WORK TO DO:
Transcribe the lines of the material below exactly, leaving out the picture placeholder.

GIVEN INFORMATION:
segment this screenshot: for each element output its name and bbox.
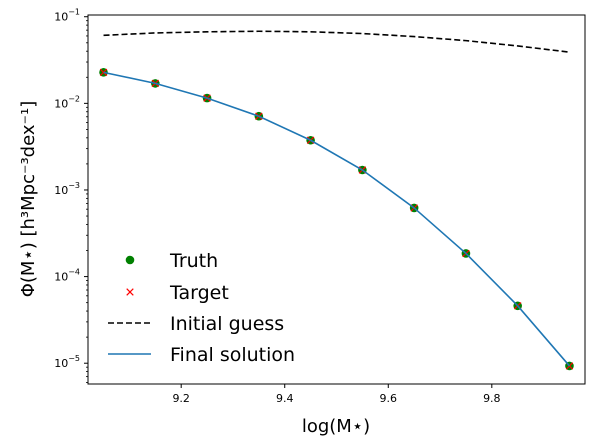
x-tick-label: 9.6 [380, 392, 398, 405]
legend: Truth Target Initial guess Final solution [108, 250, 295, 366]
y-tick-label: 10−1 [54, 8, 80, 24]
plot-area [99, 30, 574, 371]
series-line-initial-guess [103, 30, 570, 53]
x-tick-label: 9.2 [172, 392, 190, 405]
legend-label: Truth [169, 250, 218, 272]
legend-item: Truth [125, 250, 218, 272]
y-tick-label: 10−3 [54, 181, 80, 197]
axes-frame [87, 14, 586, 385]
y-axis: 10−1 10−2 10−3 10−4 10−5 [54, 8, 88, 383]
series-line-final-solution [103, 71, 571, 367]
legend-label: Initial guess [170, 313, 284, 335]
y-axis-label: Φ(M⋆) [h³Mpc⁻³dex⁻¹] [18, 101, 39, 298]
x-axis: 9.2 9.4 9.6 9.8 [172, 384, 501, 405]
y-tick-label: 10−2 [54, 94, 80, 110]
legend-marker [126, 288, 134, 296]
x-tick-label: 9.8 [483, 392, 501, 405]
y-tick-label: 10−5 [54, 354, 80, 370]
x-axis-label: log(M⋆) [302, 416, 370, 437]
legend-item: Final solution [108, 344, 295, 366]
legend-label: Target [169, 282, 229, 304]
y-tick-label: 10−4 [54, 268, 80, 284]
legend-item: Initial guess [108, 313, 284, 335]
legend-item: Target [126, 282, 229, 304]
legend-marker [125, 255, 135, 265]
legend-label: Final solution [170, 344, 295, 366]
x-tick-label: 9.4 [276, 392, 294, 405]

ANSWER TO THE EXERCISE:
segment this screenshot: for each element output its name and bbox.
x-tick-label: 9.6 [380, 392, 398, 405]
legend: Truth Target Initial guess Final solution [108, 250, 295, 366]
y-tick-label: 10−1 [54, 8, 80, 24]
plot-area [99, 30, 574, 371]
series-line-initial-guess [103, 30, 570, 53]
x-tick-label: 9.2 [172, 392, 190, 405]
legend-label: Truth [169, 250, 218, 272]
legend-item: Truth [125, 250, 218, 272]
y-tick-label: 10−3 [54, 181, 80, 197]
axes-frame [87, 14, 586, 385]
y-axis: 10−1 10−2 10−3 10−4 10−5 [54, 8, 88, 383]
series-line-final-solution [103, 71, 571, 367]
legend-label: Initial guess [170, 313, 284, 335]
y-axis-label: Φ(M⋆) [h³Mpc⁻³dex⁻¹] [18, 101, 39, 298]
x-axis: 9.2 9.4 9.6 9.8 [172, 384, 501, 405]
y-tick-label: 10−2 [54, 94, 80, 110]
legend-marker [126, 288, 134, 296]
x-tick-label: 9.8 [483, 392, 501, 405]
y-tick-label: 10−5 [54, 354, 80, 370]
x-axis-label: log(M⋆) [302, 416, 370, 437]
legend-item: Final solution [108, 344, 295, 366]
legend-label: Target [169, 282, 229, 304]
y-tick-label: 10−4 [54, 268, 80, 284]
legend-item: Initial guess [108, 313, 284, 335]
legend-item: Target [126, 282, 229, 304]
legend-marker [125, 255, 135, 265]
legend-label: Final solution [170, 344, 295, 366]
x-tick-label: 9.4 [276, 392, 294, 405]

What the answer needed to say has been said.